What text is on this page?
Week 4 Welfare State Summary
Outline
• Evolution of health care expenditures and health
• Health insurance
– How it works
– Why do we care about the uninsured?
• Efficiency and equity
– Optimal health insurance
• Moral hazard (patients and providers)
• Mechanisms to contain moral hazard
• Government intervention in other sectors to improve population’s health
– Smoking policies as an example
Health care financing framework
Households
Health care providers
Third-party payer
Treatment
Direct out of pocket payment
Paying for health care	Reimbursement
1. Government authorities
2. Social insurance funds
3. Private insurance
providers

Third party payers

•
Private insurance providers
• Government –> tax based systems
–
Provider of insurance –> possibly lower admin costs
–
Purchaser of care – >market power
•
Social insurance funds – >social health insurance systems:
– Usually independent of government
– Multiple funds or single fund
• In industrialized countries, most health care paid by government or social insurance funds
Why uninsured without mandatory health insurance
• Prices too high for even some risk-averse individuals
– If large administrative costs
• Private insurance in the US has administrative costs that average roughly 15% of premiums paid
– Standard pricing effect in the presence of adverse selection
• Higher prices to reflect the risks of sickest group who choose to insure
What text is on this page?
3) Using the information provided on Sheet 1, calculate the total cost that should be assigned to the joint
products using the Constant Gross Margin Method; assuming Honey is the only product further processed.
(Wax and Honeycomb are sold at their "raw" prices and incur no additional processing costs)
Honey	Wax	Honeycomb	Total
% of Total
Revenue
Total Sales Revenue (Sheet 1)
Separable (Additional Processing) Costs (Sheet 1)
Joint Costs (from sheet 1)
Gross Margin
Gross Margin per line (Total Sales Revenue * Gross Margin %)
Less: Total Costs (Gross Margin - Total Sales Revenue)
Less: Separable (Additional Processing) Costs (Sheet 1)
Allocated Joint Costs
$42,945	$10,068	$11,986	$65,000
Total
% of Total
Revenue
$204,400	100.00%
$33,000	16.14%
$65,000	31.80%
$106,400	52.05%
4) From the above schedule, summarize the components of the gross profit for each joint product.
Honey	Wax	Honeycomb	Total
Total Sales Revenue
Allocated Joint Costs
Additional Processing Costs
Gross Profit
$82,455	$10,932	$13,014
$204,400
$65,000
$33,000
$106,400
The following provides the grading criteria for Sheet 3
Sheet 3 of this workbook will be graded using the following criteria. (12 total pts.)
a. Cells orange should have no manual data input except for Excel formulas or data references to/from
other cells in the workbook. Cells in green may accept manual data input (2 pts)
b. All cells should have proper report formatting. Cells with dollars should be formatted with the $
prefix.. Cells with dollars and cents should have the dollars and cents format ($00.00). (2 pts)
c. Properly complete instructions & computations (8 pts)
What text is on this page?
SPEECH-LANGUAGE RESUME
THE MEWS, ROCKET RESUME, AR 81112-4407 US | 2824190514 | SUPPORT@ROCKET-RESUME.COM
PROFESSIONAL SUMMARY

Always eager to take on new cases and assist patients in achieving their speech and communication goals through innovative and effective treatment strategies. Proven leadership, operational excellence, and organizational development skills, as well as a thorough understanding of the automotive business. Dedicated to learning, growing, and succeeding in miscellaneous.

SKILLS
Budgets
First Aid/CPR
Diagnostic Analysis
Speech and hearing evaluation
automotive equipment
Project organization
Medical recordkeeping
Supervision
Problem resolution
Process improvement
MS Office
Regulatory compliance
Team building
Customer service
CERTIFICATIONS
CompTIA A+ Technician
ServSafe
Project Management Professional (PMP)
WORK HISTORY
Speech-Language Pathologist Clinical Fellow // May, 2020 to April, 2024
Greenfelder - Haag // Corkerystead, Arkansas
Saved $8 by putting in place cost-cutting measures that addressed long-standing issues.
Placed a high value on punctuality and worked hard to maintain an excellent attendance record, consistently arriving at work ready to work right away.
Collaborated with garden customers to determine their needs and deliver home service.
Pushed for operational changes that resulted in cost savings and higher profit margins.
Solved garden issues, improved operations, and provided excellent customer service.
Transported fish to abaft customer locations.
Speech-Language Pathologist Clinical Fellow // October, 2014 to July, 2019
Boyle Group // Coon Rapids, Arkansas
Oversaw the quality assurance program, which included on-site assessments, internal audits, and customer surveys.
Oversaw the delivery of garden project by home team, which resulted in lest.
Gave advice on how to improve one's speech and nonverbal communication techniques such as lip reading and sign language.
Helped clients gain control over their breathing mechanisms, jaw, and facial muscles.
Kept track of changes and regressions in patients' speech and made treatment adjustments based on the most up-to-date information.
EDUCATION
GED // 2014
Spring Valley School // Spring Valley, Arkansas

----------------------------------------

Assignment:
I would like you to output every record exactly as written.

Written answer:
What text is on this page?
Week 4 Welfare State Summary
Outline
• Evolution of health care expenditures and health
• Health insurance
– How it works
– Why do we care about the uninsured?
• Efficiency and equity
– Optimal health insurance
• Moral hazard (patients and providers)
• Mechanisms to contain moral hazard
• Government intervention in other sectors to improve population’s health
– Smoking policies as an example
Health care financing framework
Households
Health care providers
Third-party payer
Treatment
Direct out of pocket payment
Paying for health care	Reimbursement
1. Government authorities
2. Social insurance funds
3. Private insurance
providers

Third party payers

•
Private insurance providers
• Government –> tax based systems
–
Provider of insurance –> possibly lower admin costs
–
Purchaser of care – >market power
•
Social insurance funds – >social health insurance systems:
– Usually independent of government
– Multiple funds or single fund
• In industrialized countries, most health care paid by government or social insurance funds
Why uninsured without mandatory health insurance
• Prices too high for even some risk-averse individuals
– If large administrative costs
• Private insurance in the US has administrative costs that average roughly 15% of premiums paid
– Standard pricing effect in the presence of adverse selection
• Higher prices to reflect the risks of sickest group who choose to insure
What text is on this page?
3) Using the information provided on Sheet 1, calculate the total cost that should be assigned to the joint
products using the Constant Gross Margin Method; assuming Honey is the only product further processed.
(Wax and Honeycomb are sold at their "raw" prices and incur no additional processing costs)
Honey	Wax	Honeycomb	Total
% of Total
Revenue
Total Sales Revenue (Sheet 1)
Separable (Additional Processing) Costs (Sheet 1)
Joint Costs (from sheet 1)
Gross Margin
Gross Margin per line (Total Sales Revenue * Gross Margin %)
Less: Total Costs (Gross Margin - Total Sales Revenue)
Less: Separable (Additional Processing) Costs (Sheet 1)
Allocated Joint Costs
$42,945	$10,068	$11,986	$65,000
Total
% of Total
Revenue
$204,400	100.00%
$33,000	16.14%
$65,000	31.80%
$106,400	52.05%
4) From the above schedule, summarize the components of the gross profit for each joint product.
Honey	Wax	Honeycomb	Total
Total Sales Revenue
Allocated Joint Costs
Additional Processing Costs
Gross Profit
$82,455	$10,932	$13,014
$204,400
$65,000
$33,000
$106,400
The following provides the grading criteria for Sheet 3
Sheet 3 of this workbook will be graded using the following criteria. (12 total pts.)
a. Cells orange should have no manual data input except for Excel formulas or data references to/from
other cells in the workbook. Cells in green may accept manual data input (2 pts)
b. All cells should have proper report formatting. Cells with dollars should be formatted with the $
prefix.. Cells with dollars and cents should have the dollars and cents format ($00.00). (2 pts)
c. Properly complete instructions & computations (8 pts)
What text is on this page?
SPEECH-LANGUAGE RESUME
THE MEWS, ROCKET RESUME, AR 81112-4407 US | 2824190514 | SUPPORT@ROCKET-RESUME.COM
PROFESSIONAL SUMMARY

Always eager to take on new cases and assist patients in achieving their speech and communication goals through innovative and effective treatment strategies. Proven leadership, operational excellence, and organizational development skills, as well as a thorough understanding of the automotive business. Dedicated to learning, growing, and succeeding in miscellaneous.

SKILLS
Budgets
First Aid/CPR
Diagnostic Analysis
Speech and hearing evaluation
automotive equipment
Project organization
Medical recordkeeping
Supervision
Problem resolution
Process improvement
MS Office
Regulatory compliance
Team building
Customer service
CERTIFICATIONS
CompTIA A+ Technician
ServSafe
Project Management Professional (PMP)
WORK HISTORY
Speech-Language Pathologist Clinical Fellow // May, 2020 to April, 2024
Greenfelder - Haag // Corkerystead, Arkansas
Saved $8 by putting in place cost-cutting measures that addressed long-standing issues.
Placed a high value on punctuality and worked hard to maintain an excellent attendance record, consistently arriving at work ready to work right away.
Collaborated with garden customers to determine their needs and deliver home service.
Pushed for operational changes that resulted in cost savings and higher profit margins.
Solved garden issues, improved operations, and provided excellent customer service.
Transported fish to abaft customer locations.
Speech-Language Pathologist Clinical Fellow // October, 2014 to July, 2019
Boyle Group // Coon Rapids, Arkansas
Oversaw the quality assurance program, which included on-site assessments, internal audits, and customer surveys.
Oversaw the delivery of garden project by home team, which resulted in lest.
Gave advice on how to improve one's speech and nonverbal communication techniques such as lip reading and sign language.
Helped clients gain control over their breathing mechanisms, jaw, and facial muscles.
Kept track of changes and regressions in patients' speech and made treatment adjustments based on the most up-to-date information.
EDUCATION
GED // 2014
Spring Valley School // Spring Valley, Arkansas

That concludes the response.